-- start of Data lines --

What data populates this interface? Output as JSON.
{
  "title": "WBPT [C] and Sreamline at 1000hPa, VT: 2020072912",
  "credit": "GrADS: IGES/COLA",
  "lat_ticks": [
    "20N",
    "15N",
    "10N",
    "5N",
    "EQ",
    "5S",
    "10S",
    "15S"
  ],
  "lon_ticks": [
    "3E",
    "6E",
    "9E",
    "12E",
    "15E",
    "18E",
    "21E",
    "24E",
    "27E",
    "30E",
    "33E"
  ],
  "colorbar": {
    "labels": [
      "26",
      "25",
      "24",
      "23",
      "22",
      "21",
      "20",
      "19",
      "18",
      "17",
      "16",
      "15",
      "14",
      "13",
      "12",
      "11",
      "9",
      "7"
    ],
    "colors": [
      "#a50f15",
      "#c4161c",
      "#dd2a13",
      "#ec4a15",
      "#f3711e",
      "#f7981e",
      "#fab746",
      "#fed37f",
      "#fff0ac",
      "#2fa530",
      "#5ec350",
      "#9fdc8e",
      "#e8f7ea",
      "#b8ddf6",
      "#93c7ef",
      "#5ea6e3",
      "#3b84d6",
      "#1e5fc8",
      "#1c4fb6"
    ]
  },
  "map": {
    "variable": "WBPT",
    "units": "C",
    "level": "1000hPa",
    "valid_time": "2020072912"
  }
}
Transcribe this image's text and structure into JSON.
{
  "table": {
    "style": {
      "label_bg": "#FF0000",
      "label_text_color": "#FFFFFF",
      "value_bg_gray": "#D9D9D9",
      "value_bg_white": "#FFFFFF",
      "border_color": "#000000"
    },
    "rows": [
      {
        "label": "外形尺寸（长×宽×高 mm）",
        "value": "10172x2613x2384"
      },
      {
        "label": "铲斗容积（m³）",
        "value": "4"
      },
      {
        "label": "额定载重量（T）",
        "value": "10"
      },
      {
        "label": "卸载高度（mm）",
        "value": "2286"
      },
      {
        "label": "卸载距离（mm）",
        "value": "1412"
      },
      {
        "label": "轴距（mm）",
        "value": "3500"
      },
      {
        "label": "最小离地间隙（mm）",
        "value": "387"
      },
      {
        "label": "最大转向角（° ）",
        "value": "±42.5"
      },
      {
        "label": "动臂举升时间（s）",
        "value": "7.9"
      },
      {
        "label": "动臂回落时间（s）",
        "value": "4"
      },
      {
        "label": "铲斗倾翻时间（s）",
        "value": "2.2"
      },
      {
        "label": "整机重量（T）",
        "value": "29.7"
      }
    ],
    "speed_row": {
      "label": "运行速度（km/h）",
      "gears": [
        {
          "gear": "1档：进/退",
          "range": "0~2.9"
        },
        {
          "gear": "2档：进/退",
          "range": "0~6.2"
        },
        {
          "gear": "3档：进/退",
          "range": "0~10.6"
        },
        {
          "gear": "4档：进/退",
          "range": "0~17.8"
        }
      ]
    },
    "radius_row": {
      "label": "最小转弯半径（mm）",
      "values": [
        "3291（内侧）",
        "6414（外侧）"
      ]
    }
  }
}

-- end of Data lines --

→ Work to complete
The records above should be restated word for word, please.

→ The answer
What data populates this interface? Output as JSON.
{
  "title": "WBPT [C] and Sreamline at 1000hPa, VT: 2020072912",
  "credit": "GrADS: IGES/COLA",
  "lat_ticks": [
    "20N",
    "15N",
    "10N",
    "5N",
    "EQ",
    "5S",
    "10S",
    "15S"
  ],
  "lon_ticks": [
    "3E",
    "6E",
    "9E",
    "12E",
    "15E",
    "18E",
    "21E",
    "24E",
    "27E",
    "30E",
    "33E"
  ],
  "colorbar": {
    "labels": [
      "26",
      "25",
      "24",
      "23",
      "22",
      "21",
      "20",
      "19",
      "18",
      "17",
      "16",
      "15",
      "14",
      "13",
      "12",
      "11",
      "9",
      "7"
    ],
    "colors": [
      "#a50f15",
      "#c4161c",
      "#dd2a13",
      "#ec4a15",
      "#f3711e",
      "#f7981e",
      "#fab746",
      "#fed37f",
      "#fff0ac",
      "#2fa530",
      "#5ec350",
      "#9fdc8e",
      "#e8f7ea",
      "#b8ddf6",
      "#93c7ef",
      "#5ea6e3",
      "#3b84d6",
      "#1e5fc8",
      "#1c4fb6"
    ]
  },
  "map": {
    "variable": "WBPT",
    "units": "C",
    "level": "1000hPa",
    "valid_time": "2020072912"
  }
}
Transcribe this image's text and structure into JSON.
{
  "table": {
    "style": {
      "label_bg": "#FF0000",
      "label_text_color": "#FFFFFF",
      "value_bg_gray": "#D9D9D9",
      "value_bg_white": "#FFFFFF",
      "border_color": "#000000"
    },
    "rows": [
      {
        "label": "外形尺寸（长×宽×高 mm）",
        "value": "10172x2613x2384"
      },
      {
        "label": "铲斗容积（m³）",
        "value": "4"
      },
      {
        "label": "额定载重量（T）",
        "value": "10"
      },
      {
        "label": "卸载高度（mm）",
        "value": "2286"
      },
      {
        "label": "卸载距离（mm）",
        "value": "1412"
      },
      {
        "label": "轴距（mm）",
        "value": "3500"
      },
      {
        "label": "最小离地间隙（mm）",
        "value": "387"
      },
      {
        "label": "最大转向角（° ）",
        "value": "±42.5"
      },
      {
        "label": "动臂举升时间（s）",
        "value": "7.9"
      },
      {
        "label": "动臂回落时间（s）",
        "value": "4"
      },
      {
        "label": "铲斗倾翻时间（s）",
        "value": "2.2"
      },
      {
        "label": "整机重量（T）",
        "value": "29.7"
      }
    ],
    "speed_row": {
      "label": "运行速度（km/h）",
      "gears": [
        {
          "gear": "1档：进/退",
          "range": "0~2.9"
        },
        {
          "gear": "2档：进/退",
          "range": "0~6.2"
        },
        {
          "gear": "3档：进/退",
          "range": "0~10.6"
        },
        {
          "gear": "4档：进/退",
          "range": "0~17.8"
        }
      ]
    },
    "radius_row": {
      "label": "最小转弯半径（mm）",
      "values": [
        "3291（内侧）",
        "6414（外侧）"
      ]
    }
  }
}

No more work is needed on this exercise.